> **Goal**
Reproduce the entries exactly.

> **Supplied data**
......

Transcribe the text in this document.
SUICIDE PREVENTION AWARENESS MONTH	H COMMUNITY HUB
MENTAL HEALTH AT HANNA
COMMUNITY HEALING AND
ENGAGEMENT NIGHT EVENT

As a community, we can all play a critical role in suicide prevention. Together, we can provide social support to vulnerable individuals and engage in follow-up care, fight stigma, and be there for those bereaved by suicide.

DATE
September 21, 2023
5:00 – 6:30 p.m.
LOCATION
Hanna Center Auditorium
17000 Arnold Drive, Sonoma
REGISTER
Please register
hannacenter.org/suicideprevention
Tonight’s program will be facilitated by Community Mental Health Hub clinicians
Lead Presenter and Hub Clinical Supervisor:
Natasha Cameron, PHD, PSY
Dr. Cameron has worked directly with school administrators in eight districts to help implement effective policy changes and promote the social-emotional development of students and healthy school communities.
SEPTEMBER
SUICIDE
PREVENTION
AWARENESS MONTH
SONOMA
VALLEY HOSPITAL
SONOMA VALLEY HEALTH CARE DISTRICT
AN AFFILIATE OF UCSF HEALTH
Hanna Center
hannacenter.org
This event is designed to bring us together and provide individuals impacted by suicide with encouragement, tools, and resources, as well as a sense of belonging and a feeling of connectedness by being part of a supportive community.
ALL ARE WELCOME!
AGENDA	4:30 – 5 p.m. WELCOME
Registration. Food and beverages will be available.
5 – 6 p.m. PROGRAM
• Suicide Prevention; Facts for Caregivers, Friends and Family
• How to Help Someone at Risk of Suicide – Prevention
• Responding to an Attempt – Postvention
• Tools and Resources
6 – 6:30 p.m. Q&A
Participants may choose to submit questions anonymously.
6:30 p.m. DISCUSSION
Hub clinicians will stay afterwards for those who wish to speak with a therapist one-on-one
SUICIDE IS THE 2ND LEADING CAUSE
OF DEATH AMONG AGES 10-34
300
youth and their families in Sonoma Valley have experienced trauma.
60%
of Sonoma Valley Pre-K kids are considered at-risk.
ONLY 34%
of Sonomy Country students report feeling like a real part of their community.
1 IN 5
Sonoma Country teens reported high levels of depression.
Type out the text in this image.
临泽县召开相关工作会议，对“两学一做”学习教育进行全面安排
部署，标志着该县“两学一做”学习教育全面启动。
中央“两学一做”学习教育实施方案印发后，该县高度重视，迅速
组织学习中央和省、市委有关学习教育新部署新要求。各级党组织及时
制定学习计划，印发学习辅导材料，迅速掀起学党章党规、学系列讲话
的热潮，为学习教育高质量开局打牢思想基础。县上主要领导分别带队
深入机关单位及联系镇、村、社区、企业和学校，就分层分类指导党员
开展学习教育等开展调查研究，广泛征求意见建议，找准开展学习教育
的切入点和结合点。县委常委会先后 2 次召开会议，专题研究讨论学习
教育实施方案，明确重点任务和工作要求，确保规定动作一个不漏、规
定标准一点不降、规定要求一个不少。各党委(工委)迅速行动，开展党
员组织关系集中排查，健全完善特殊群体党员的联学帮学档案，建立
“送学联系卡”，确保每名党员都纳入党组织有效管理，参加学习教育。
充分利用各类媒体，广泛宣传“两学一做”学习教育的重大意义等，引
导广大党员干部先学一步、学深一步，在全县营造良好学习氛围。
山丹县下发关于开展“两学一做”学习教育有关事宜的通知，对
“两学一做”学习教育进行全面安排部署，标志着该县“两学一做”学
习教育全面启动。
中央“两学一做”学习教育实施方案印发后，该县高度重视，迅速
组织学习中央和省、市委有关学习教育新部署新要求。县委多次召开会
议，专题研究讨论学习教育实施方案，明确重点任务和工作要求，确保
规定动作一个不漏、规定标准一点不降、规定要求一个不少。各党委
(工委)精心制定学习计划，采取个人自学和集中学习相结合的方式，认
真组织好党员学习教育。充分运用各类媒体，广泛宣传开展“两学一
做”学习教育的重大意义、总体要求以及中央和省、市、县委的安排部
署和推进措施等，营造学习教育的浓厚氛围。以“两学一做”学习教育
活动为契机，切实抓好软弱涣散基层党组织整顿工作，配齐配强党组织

......

> **Response for this exercise**
Transcribe the text in this document.
SUICIDE PREVENTION AWARENESS MONTH	H COMMUNITY HUB
MENTAL HEALTH AT HANNA
COMMUNITY HEALING AND
ENGAGEMENT NIGHT EVENT

As a community, we can all play a critical role in suicide prevention. Together, we can provide social support to vulnerable individuals and engage in follow-up care, fight stigma, and be there for those bereaved by suicide.

DATE
September 21, 2023
5:00 – 6:30 p.m.
LOCATION
Hanna Center Auditorium
17000 Arnold Drive, Sonoma
REGISTER
Please register
hannacenter.org/suicideprevention
Tonight’s program will be facilitated by Community Mental Health Hub clinicians
Lead Presenter and Hub Clinical Supervisor:
Natasha Cameron, PHD, PSY
Dr. Cameron has worked directly with school administrators in eight districts to help implement effective policy changes and promote the social-emotional development of students and healthy school communities.
SEPTEMBER
SUICIDE
PREVENTION
AWARENESS MONTH
SONOMA
VALLEY HOSPITAL
SONOMA VALLEY HEALTH CARE DISTRICT
AN AFFILIATE OF UCSF HEALTH
Hanna Center
hannacenter.org
This event is designed to bring us together and provide individuals impacted by suicide with encouragement, tools, and resources, as well as a sense of belonging and a feeling of connectedness by being part of a supportive community.
ALL ARE WELCOME!
AGENDA	4:30 – 5 p.m. WELCOME
Registration. Food and beverages will be available.
5 – 6 p.m. PROGRAM
• Suicide Prevention; Facts for Caregivers, Friends and Family
• How to Help Someone at Risk of Suicide – Prevention
• Responding to an Attempt – Postvention
• Tools and Resources
6 – 6:30 p.m. Q&A
Participants may choose to submit questions anonymously.
6:30 p.m. DISCUSSION
Hub clinicians will stay afterwards for those who wish to speak with a therapist one-on-one
SUICIDE IS THE 2ND LEADING CAUSE
OF DEATH AMONG AGES 10-34
300
youth and their families in Sonoma Valley have experienced trauma.
60%
of Sonoma Valley Pre-K kids are considered at-risk.
ONLY 34%
of Sonomy Country students report feeling like a real part of their community.
1 IN 5
Sonoma Country teens reported high levels of depression.
Type out the text in this image.
临泽县召开相关工作会议，对“两学一做”学习教育进行全面安排
部署，标志着该县“两学一做”学习教育全面启动。
中央“两学一做”学习教育实施方案印发后，该县高度重视，迅速
组织学习中央和省、市委有关学习教育新部署新要求。各级党组织及时
制定学习计划，印发学习辅导材料，迅速掀起学党章党规、学系列讲话
的热潮，为学习教育高质量开局打牢思想基础。县上主要领导分别带队
深入机关单位及联系镇、村、社区、企业和学校，就分层分类指导党员
开展学习教育等开展调查研究，广泛征求意见建议，找准开展学习教育
的切入点和结合点。县委常委会先后 2 次召开会议，专题研究讨论学习
教育实施方案，明确重点任务和工作要求，确保规定动作一个不漏、规
定标准一点不降、规定要求一个不少。各党委(工委)迅速行动，开展党
员组织关系集中排查，健全完善特殊群体党员的联学帮学档案，建立
“送学联系卡”，确保每名党员都纳入党组织有效管理，参加学习教育。
充分利用各类媒体，广泛宣传“两学一做”学习教育的重大意义等，引
导广大党员干部先学一步、学深一步，在全县营造良好学习氛围。
山丹县下发关于开展“两学一做”学习教育有关事宜的通知，对
“两学一做”学习教育进行全面安排部署，标志着该县“两学一做”学
习教育全面启动。
中央“两学一做”学习教育实施方案印发后，该县高度重视，迅速
组织学习中央和省、市委有关学习教育新部署新要求。县委多次召开会
议，专题研究讨论学习教育实施方案，明确重点任务和工作要求，确保
规定动作一个不漏、规定标准一点不降、规定要求一个不少。各党委
(工委)精心制定学习计划，采取个人自学和集中学习相结合的方式，认
真组织好党员学习教育。充分运用各类媒体，广泛宣传开展“两学一
做”学习教育的重大意义、总体要求以及中央和省、市、县委的安排部
署和推进措施等，营造学习教育的浓厚氛围。以“两学一做”学习教育
活动为契机，切实抓好软弱涣散基层党组织整顿工作，配齐配强党组织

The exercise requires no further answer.